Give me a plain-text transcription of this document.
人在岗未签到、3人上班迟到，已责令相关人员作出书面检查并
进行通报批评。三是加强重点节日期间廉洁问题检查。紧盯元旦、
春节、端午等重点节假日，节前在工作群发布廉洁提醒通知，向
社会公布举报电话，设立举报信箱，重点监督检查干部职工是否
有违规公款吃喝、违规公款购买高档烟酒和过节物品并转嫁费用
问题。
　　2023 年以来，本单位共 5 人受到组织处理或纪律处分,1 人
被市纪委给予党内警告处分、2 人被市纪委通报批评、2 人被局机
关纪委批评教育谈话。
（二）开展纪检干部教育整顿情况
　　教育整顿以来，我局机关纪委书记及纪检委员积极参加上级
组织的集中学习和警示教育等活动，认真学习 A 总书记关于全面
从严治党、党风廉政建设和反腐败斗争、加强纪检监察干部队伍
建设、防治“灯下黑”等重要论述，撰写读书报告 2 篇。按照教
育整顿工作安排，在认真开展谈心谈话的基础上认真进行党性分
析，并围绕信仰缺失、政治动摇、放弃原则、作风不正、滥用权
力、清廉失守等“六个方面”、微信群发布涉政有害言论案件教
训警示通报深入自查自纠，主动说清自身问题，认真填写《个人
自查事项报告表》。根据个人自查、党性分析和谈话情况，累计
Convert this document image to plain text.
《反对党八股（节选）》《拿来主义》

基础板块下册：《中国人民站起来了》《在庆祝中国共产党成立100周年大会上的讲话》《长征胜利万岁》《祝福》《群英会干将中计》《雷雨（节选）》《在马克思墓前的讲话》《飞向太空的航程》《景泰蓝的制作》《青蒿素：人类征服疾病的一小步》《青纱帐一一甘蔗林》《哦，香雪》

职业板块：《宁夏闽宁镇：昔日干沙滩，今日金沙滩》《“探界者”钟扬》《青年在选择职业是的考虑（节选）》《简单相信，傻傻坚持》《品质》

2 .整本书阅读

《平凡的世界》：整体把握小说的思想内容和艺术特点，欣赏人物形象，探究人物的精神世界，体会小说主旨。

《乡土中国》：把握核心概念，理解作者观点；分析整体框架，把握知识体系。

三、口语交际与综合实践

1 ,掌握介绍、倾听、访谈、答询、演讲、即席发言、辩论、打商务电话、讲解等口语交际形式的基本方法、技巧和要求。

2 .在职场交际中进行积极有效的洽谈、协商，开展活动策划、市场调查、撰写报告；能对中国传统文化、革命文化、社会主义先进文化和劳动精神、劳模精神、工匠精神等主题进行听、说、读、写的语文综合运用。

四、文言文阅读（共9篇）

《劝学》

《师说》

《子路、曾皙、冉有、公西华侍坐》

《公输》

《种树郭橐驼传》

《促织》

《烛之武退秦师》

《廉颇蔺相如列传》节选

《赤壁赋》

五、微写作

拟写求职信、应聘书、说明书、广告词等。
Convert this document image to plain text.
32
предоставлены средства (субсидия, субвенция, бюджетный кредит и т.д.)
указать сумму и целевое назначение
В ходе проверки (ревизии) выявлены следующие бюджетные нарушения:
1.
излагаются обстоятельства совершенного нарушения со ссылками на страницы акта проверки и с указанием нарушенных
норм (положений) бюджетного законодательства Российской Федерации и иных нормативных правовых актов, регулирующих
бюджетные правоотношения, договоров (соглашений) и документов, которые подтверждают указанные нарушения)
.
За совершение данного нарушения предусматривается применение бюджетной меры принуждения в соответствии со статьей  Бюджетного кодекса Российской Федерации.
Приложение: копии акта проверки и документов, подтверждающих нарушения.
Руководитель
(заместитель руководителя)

────────────────────────────────────────

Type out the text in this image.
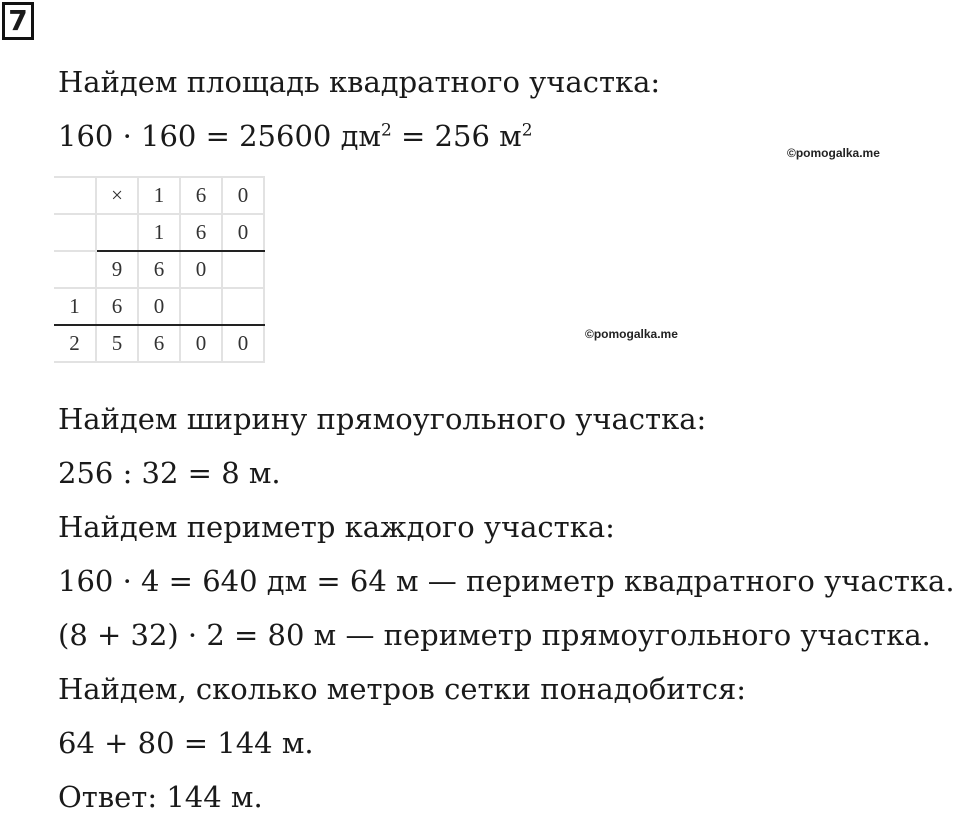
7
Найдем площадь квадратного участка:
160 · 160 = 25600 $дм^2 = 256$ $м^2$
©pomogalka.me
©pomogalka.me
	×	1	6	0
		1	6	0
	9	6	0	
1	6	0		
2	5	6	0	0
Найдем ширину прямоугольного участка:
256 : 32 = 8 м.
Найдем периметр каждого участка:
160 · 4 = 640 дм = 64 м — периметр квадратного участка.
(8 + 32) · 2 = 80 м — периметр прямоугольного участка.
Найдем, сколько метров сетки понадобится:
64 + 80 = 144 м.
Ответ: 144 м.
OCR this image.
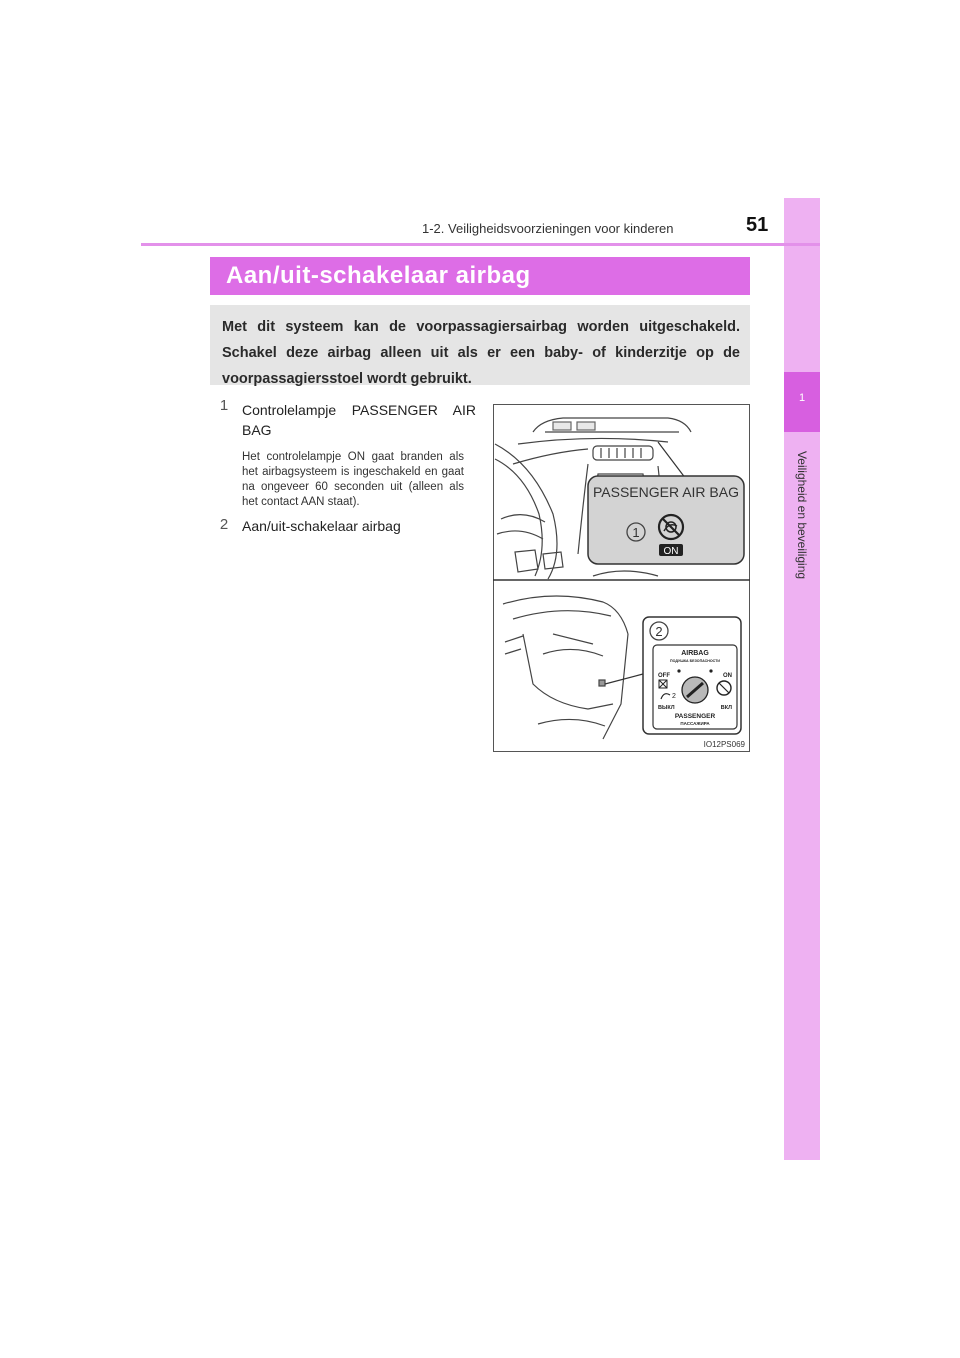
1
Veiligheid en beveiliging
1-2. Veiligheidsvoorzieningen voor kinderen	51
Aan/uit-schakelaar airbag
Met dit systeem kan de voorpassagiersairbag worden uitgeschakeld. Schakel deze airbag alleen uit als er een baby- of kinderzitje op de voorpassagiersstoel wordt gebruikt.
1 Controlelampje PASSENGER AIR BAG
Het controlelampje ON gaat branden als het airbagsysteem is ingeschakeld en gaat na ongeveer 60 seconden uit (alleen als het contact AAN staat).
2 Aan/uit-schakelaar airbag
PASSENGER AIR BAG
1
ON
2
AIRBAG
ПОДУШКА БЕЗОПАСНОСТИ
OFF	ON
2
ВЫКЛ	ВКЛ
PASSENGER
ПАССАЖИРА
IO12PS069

────────────────────────────────────────

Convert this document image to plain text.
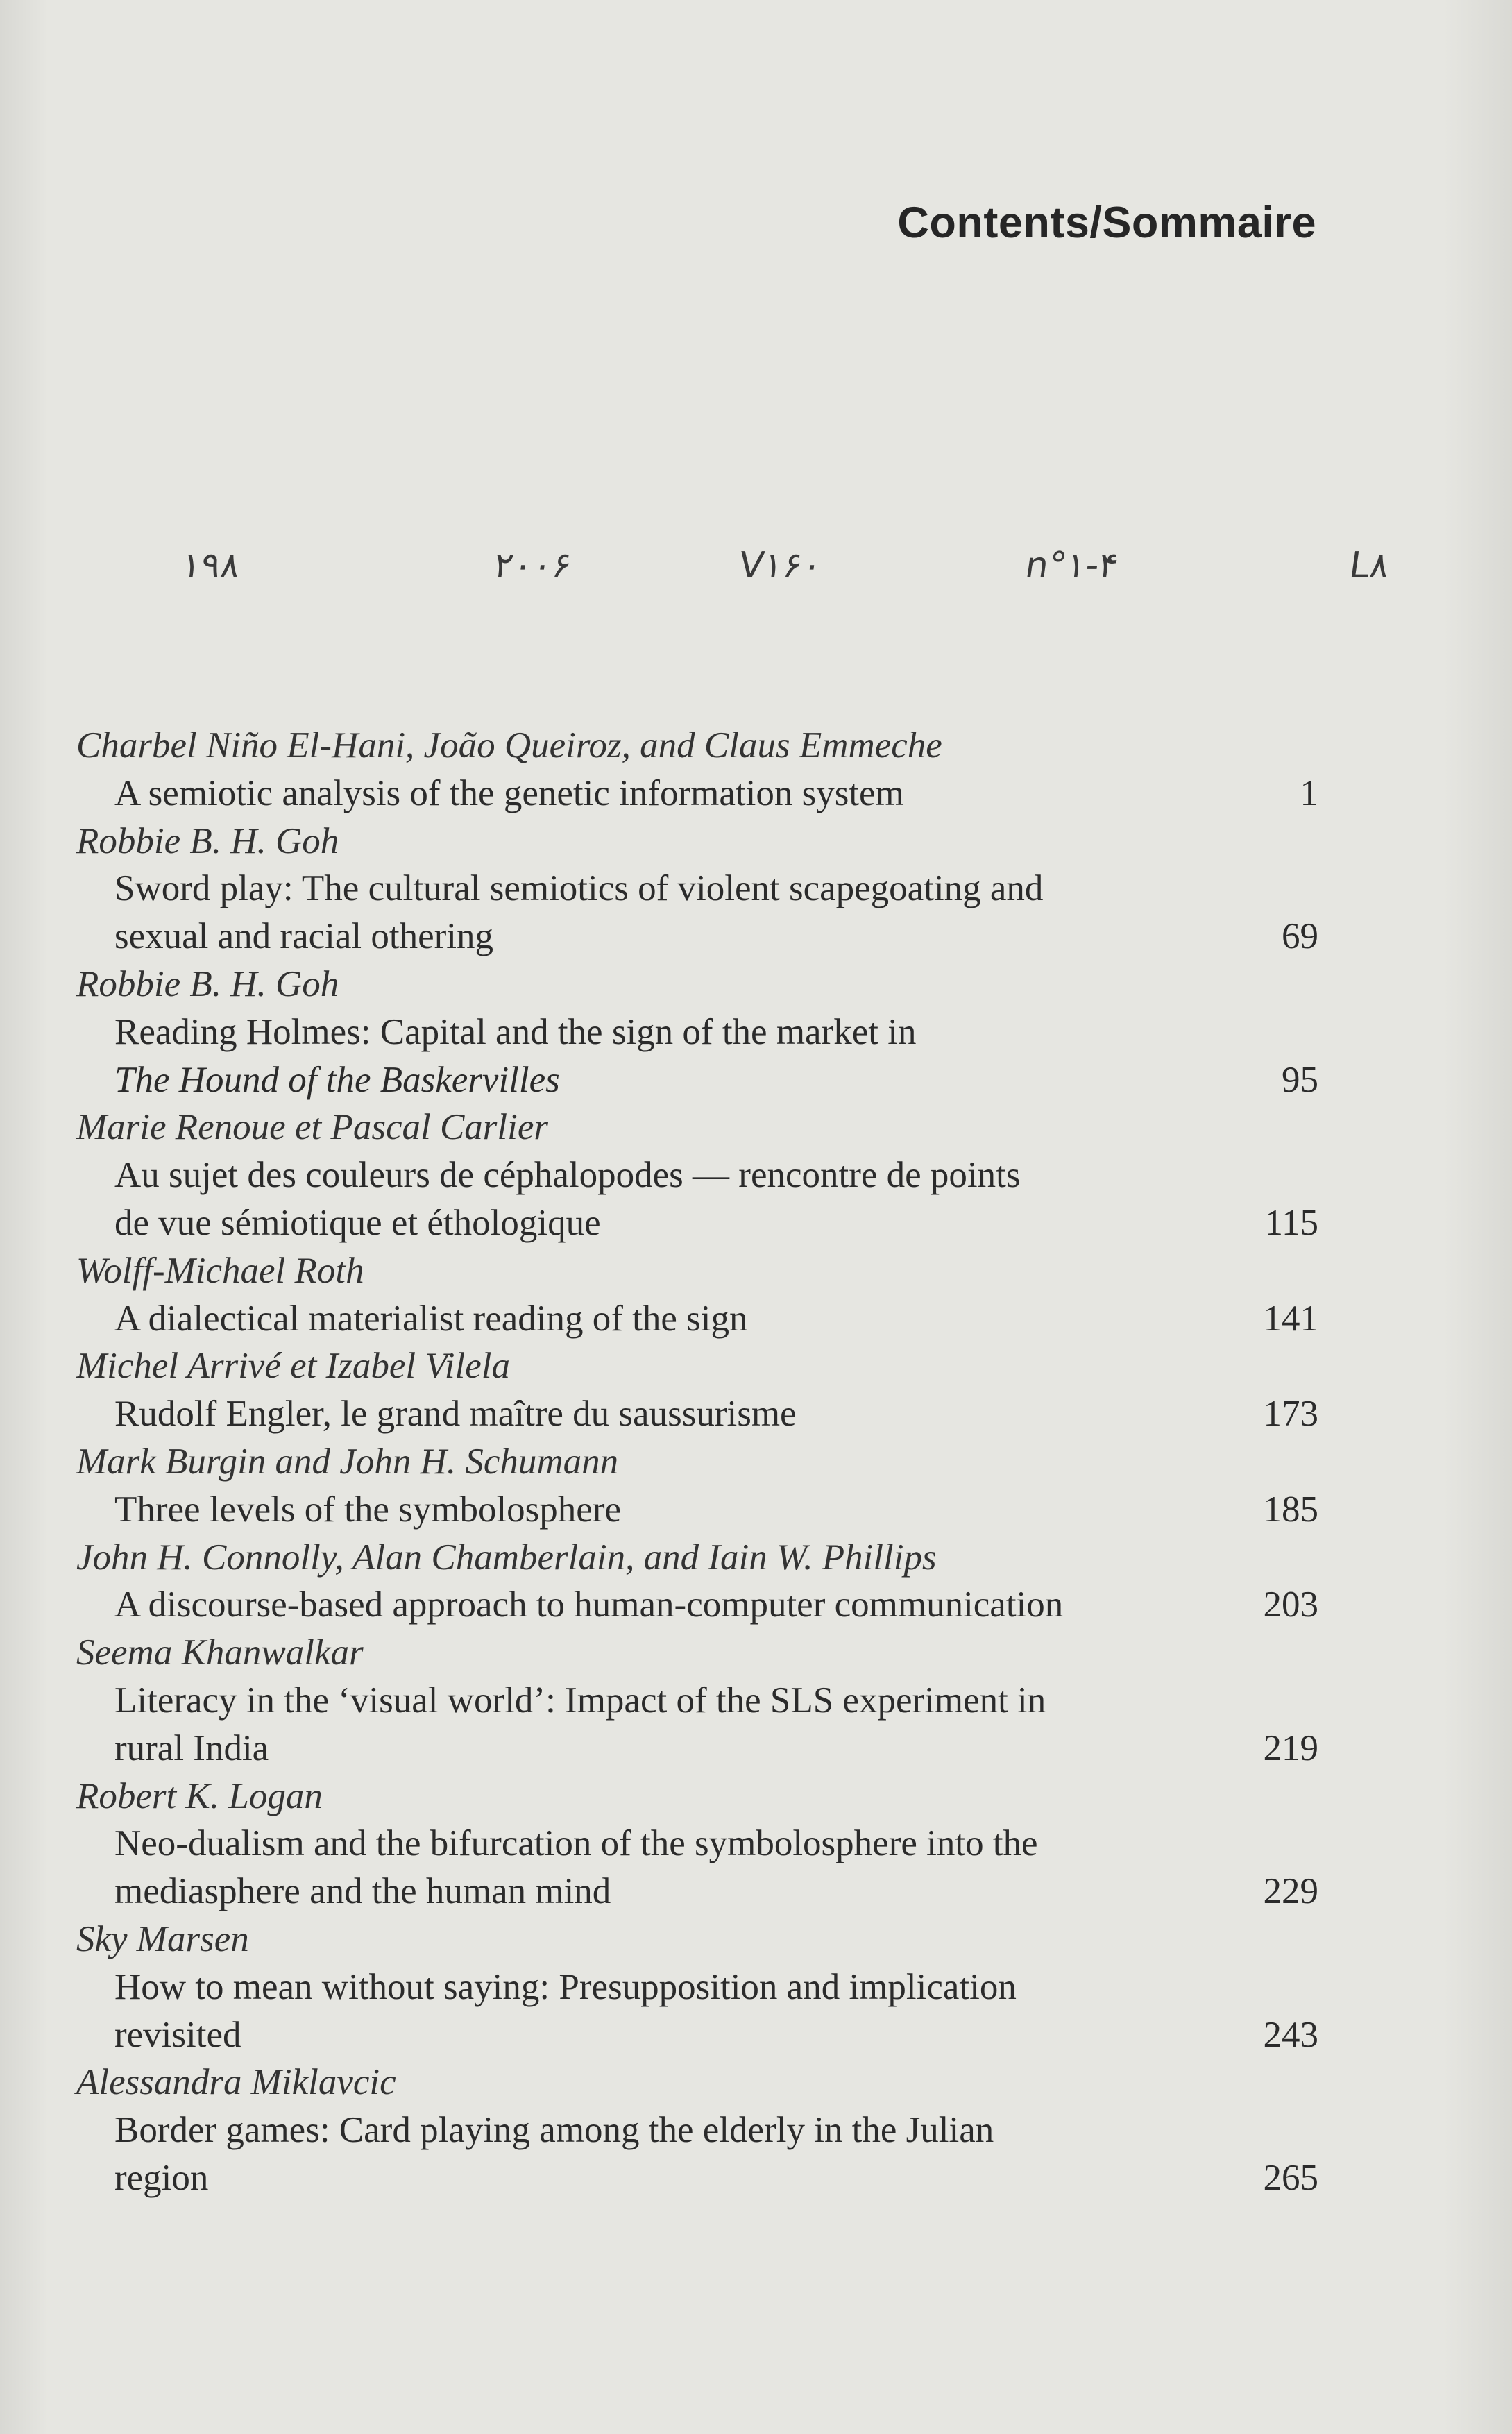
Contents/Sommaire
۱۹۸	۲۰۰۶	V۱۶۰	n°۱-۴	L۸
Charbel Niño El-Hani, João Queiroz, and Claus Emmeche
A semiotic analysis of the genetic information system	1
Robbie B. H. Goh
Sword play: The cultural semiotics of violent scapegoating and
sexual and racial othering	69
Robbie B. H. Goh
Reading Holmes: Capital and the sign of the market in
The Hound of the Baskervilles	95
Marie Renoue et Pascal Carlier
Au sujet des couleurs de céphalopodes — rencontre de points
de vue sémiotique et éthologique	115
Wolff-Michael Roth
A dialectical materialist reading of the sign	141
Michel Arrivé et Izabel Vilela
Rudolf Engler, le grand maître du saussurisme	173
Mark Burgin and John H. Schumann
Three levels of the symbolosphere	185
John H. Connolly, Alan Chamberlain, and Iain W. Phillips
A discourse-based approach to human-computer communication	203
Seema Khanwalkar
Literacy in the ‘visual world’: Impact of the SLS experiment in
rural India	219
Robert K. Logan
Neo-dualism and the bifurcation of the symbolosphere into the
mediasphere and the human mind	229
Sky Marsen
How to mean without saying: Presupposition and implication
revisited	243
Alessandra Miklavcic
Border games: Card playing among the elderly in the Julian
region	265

────────────────────────────────────────

Problem statement: Filter the entries and copy out every line with the word "прямоугольного".

Full solution:
Найдем ширину прямоугольного участка:
(8 + 32) · 2 = 80 м — периметр прямоугольного участка.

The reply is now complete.